** START OF Data lines **

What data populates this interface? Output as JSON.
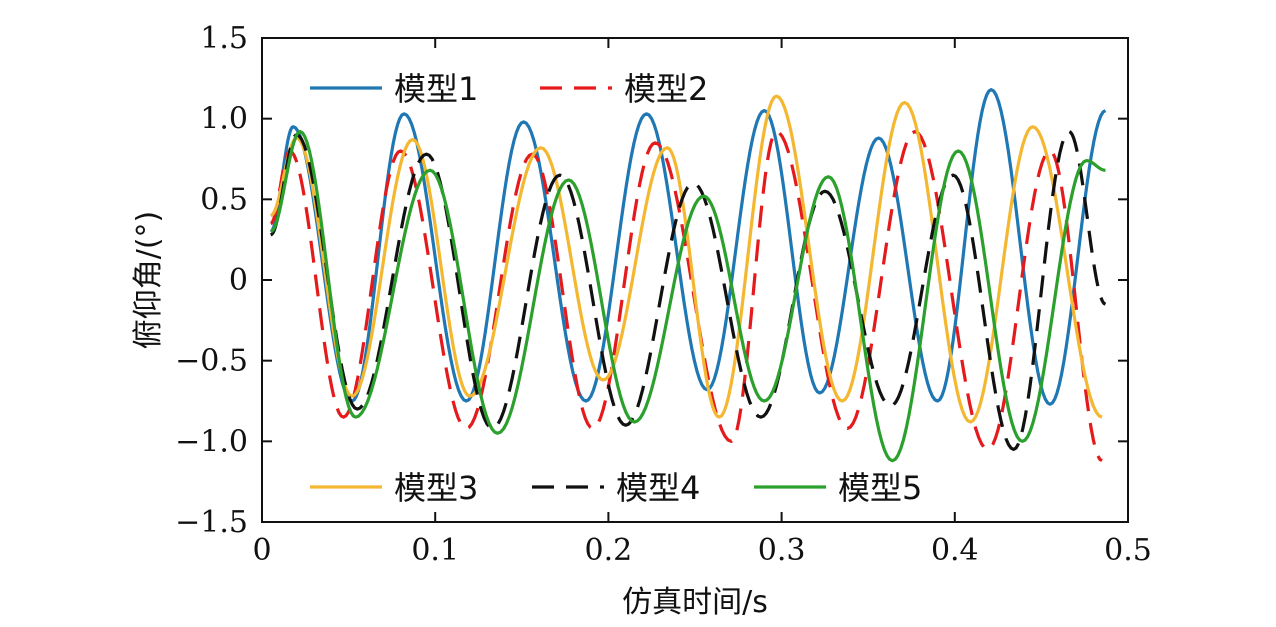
{
  "chart_data": {
    "type": "line",
    "xlabel": "仿真时间/s",
    "ylabel": "俯仰角/(°)",
    "xlim": [
      0,
      0.5
    ],
    "ylim": [
      -1.5,
      1.5
    ],
    "x_ticks": [
      "0",
      "0.1",
      "0.2",
      "0.3",
      "0.4",
      "0.5"
    ],
    "y_ticks": [
      "1.5",
      "1.0",
      "0.5",
      "0",
      "−0.5",
      "−1.0",
      "−1.5"
    ],
    "grid": false,
    "series": [
      {
        "name": "模型1",
        "color": "#1f77b4",
        "dash": "solid",
        "legend_group": "top",
        "x": [
          0.005,
          0.018,
          0.052,
          0.082,
          0.118,
          0.151,
          0.187,
          0.222,
          0.257,
          0.29,
          0.322,
          0.356,
          0.39,
          0.421,
          0.455,
          0.487
        ],
        "y": [
          0.3,
          0.95,
          -0.75,
          1.03,
          -0.75,
          0.98,
          -0.75,
          1.03,
          -0.68,
          1.05,
          -0.7,
          0.88,
          -0.75,
          1.18,
          -0.77,
          1.05
        ]
      },
      {
        "name": "模型2",
        "color": "#e41a1c",
        "dash": "dashed",
        "legend_group": "top",
        "x": [
          0.005,
          0.016,
          0.047,
          0.08,
          0.118,
          0.156,
          0.191,
          0.227,
          0.271,
          0.297,
          0.338,
          0.377,
          0.419,
          0.455,
          0.485
        ],
        "y": [
          0.35,
          0.8,
          -0.85,
          0.8,
          -0.92,
          0.78,
          -0.92,
          0.85,
          -1.0,
          0.92,
          -0.92,
          0.92,
          -1.05,
          0.8,
          -1.12
        ]
      },
      {
        "name": "模型3",
        "color": "#f4b731",
        "dash": "solid",
        "legend_group": "bottom",
        "x": [
          0.005,
          0.02,
          0.052,
          0.087,
          0.12,
          0.161,
          0.197,
          0.234,
          0.264,
          0.297,
          0.335,
          0.371,
          0.409,
          0.445,
          0.485
        ],
        "y": [
          0.4,
          0.88,
          -0.72,
          0.87,
          -0.72,
          0.82,
          -0.62,
          0.82,
          -0.85,
          1.14,
          -0.75,
          1.1,
          -0.88,
          0.95,
          -0.85
        ]
      },
      {
        "name": "模型4",
        "color": "#111111",
        "dash": "dashed",
        "legend_group": "bottom",
        "x": [
          0.005,
          0.02,
          0.055,
          0.095,
          0.133,
          0.172,
          0.21,
          0.249,
          0.288,
          0.325,
          0.363,
          0.399,
          0.434,
          0.466,
          0.487
        ],
        "y": [
          0.28,
          0.9,
          -0.8,
          0.78,
          -0.92,
          0.65,
          -0.9,
          0.6,
          -0.85,
          0.55,
          -0.78,
          0.65,
          -1.05,
          0.92,
          -0.15
        ]
      },
      {
        "name": "模型5",
        "color": "#2ca02c",
        "dash": "solid",
        "legend_group": "bottom",
        "x": [
          0.005,
          0.022,
          0.054,
          0.097,
          0.136,
          0.177,
          0.215,
          0.255,
          0.29,
          0.327,
          0.364,
          0.402,
          0.439,
          0.476,
          0.487
        ],
        "y": [
          0.3,
          0.92,
          -0.85,
          0.68,
          -0.95,
          0.62,
          -0.88,
          0.52,
          -0.75,
          0.64,
          -1.12,
          0.8,
          -1.0,
          0.74,
          0.68
        ]
      }
    ]
  }
}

** END OF Data lines **

Written exercise » Quote the records above exactly, leaving out any pictures.

Solution »
What data populates this interface? Output as JSON.
{
  "chart_data": {
    "type": "line",
    "xlabel": "仿真时间/s",
    "ylabel": "俯仰角/(°)",
    "xlim": [
      0,
      0.5
    ],
    "ylim": [
      -1.5,
      1.5
    ],
    "x_ticks": [
      "0",
      "0.1",
      "0.2",
      "0.3",
      "0.4",
      "0.5"
    ],
    "y_ticks": [
      "1.5",
      "1.0",
      "0.5",
      "0",
      "−0.5",
      "−1.0",
      "−1.5"
    ],
    "grid": false,
    "series": [
      {
        "name": "模型1",
        "color": "#1f77b4",
        "dash": "solid",
        "legend_group": "top",
        "x": [
          0.005,
          0.018,
          0.052,
          0.082,
          0.118,
          0.151,
          0.187,
          0.222,
          0.257,
          0.29,
          0.322,
          0.356,
          0.39,
          0.421,
          0.455,
          0.487
        ],
        "y": [
          0.3,
          0.95,
          -0.75,
          1.03,
          -0.75,
          0.98,
          -0.75,
          1.03,
          -0.68,
          1.05,
          -0.7,
          0.88,
          -0.75,
          1.18,
          -0.77,
          1.05
        ]
      },
      {
        "name": "模型2",
        "color": "#e41a1c",
        "dash": "dashed",
        "legend_group": "top",
        "x": [
          0.005,
          0.016,
          0.047,
          0.08,
          0.118,
          0.156,
          0.191,
          0.227,
          0.271,
          0.297,
          0.338,
          0.377,
          0.419,
          0.455,
          0.485
        ],
        "y": [
          0.35,
          0.8,
          -0.85,
          0.8,
          -0.92,
          0.78,
          -0.92,
          0.85,
          -1.0,
          0.92,
          -0.92,
          0.92,
          -1.05,
          0.8,
          -1.12
        ]
      },
      {
        "name": "模型3",
        "color": "#f4b731",
        "dash": "solid",
        "legend_group": "bottom",
        "x": [
          0.005,
          0.02,
          0.052,
          0.087,
          0.12,
          0.161,
          0.197,
          0.234,
          0.264,
          0.297,
          0.335,
          0.371,
          0.409,
          0.445,
          0.485
        ],
        "y": [
          0.4,
          0.88,
          -0.72,
          0.87,
          -0.72,
          0.82,
          -0.62,
          0.82,
          -0.85,
          1.14,
          -0.75,
          1.1,
          -0.88,
          0.95,
          -0.85
        ]
      },
      {
        "name": "模型4",
        "color": "#111111",
        "dash": "dashed",
        "legend_group": "bottom",
        "x": [
          0.005,
          0.02,
          0.055,
          0.095,
          0.133,
          0.172,
          0.21,
          0.249,
          0.288,
          0.325,
          0.363,
          0.399,
          0.434,
          0.466,
          0.487
        ],
        "y": [
          0.28,
          0.9,
          -0.8,
          0.78,
          -0.92,
          0.65,
          -0.9,
          0.6,
          -0.85,
          0.55,
          -0.78,
          0.65,
          -1.05,
          0.92,
          -0.15
        ]
      },
      {
        "name": "模型5",
        "color": "#2ca02c",
        "dash": "solid",
        "legend_group": "bottom",
        "x": [
          0.005,
          0.022,
          0.054,
          0.097,
          0.136,
          0.177,
          0.215,
          0.255,
          0.29,
          0.327,
          0.364,
          0.402,
          0.439,
          0.476,
          0.487
        ],
        "y": [
          0.3,
          0.92,
          -0.85,
          0.68,
          -0.95,
          0.62,
          -0.88,
          0.52,
          -0.75,
          0.64,
          -1.12,
          0.8,
          -1.0,
          0.74,
          0.68
        ]
      }
    ]
  }
}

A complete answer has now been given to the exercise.